[INSTRUCTIONS TO FOLLOW] Only the number is wanted: how many lines contain "this"?

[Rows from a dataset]
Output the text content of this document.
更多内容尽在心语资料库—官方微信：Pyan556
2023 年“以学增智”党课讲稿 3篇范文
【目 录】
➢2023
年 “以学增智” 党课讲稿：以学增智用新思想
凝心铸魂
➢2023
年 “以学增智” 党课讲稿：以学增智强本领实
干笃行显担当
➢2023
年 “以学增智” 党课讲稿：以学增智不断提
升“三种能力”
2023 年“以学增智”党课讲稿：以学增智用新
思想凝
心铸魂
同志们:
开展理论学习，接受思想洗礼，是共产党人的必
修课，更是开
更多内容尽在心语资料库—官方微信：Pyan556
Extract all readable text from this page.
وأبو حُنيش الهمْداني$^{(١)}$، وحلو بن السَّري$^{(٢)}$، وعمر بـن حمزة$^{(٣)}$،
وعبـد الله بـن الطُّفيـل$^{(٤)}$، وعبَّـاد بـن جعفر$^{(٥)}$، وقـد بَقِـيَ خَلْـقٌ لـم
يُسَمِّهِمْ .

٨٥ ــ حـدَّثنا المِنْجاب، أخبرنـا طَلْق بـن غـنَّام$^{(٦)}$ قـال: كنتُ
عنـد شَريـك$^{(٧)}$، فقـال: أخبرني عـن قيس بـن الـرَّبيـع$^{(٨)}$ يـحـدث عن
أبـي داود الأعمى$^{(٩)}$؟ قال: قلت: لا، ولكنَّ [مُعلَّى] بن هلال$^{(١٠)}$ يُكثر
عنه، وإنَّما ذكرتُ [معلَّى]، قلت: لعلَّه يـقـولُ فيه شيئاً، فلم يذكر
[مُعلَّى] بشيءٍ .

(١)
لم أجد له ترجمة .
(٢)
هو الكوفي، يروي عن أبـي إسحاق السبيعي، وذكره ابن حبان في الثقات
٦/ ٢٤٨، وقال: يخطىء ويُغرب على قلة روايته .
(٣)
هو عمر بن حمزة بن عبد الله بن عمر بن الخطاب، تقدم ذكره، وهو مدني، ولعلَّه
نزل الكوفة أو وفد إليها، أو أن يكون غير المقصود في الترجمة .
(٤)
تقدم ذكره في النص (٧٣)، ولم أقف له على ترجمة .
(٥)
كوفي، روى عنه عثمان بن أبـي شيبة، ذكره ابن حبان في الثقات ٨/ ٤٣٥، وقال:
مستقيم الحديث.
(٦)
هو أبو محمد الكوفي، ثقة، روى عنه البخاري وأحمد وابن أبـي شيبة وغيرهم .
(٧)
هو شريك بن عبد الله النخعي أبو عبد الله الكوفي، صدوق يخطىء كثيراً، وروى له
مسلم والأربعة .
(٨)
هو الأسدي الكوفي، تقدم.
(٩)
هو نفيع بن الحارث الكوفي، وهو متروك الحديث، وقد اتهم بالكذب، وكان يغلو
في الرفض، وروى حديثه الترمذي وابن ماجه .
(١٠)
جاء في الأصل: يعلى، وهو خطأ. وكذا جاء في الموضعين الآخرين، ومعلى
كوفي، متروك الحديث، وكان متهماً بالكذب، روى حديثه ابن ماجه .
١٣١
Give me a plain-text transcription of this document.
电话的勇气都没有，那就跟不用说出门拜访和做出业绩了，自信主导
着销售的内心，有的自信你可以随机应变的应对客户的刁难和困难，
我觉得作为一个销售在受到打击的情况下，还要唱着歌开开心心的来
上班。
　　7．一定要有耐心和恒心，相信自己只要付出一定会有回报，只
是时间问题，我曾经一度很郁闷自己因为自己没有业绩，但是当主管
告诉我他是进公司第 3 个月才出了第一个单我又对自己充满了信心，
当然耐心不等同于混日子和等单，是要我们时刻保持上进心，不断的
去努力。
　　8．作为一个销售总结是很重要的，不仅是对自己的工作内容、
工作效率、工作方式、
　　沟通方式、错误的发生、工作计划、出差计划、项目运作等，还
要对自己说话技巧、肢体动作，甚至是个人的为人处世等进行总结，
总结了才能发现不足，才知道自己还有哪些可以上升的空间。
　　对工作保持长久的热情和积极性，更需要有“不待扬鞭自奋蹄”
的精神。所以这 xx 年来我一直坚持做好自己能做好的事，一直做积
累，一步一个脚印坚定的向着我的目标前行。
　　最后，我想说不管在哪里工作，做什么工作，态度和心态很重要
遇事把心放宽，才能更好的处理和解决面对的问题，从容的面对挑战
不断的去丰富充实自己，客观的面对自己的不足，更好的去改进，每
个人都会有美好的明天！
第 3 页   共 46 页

[RESPONSE] 3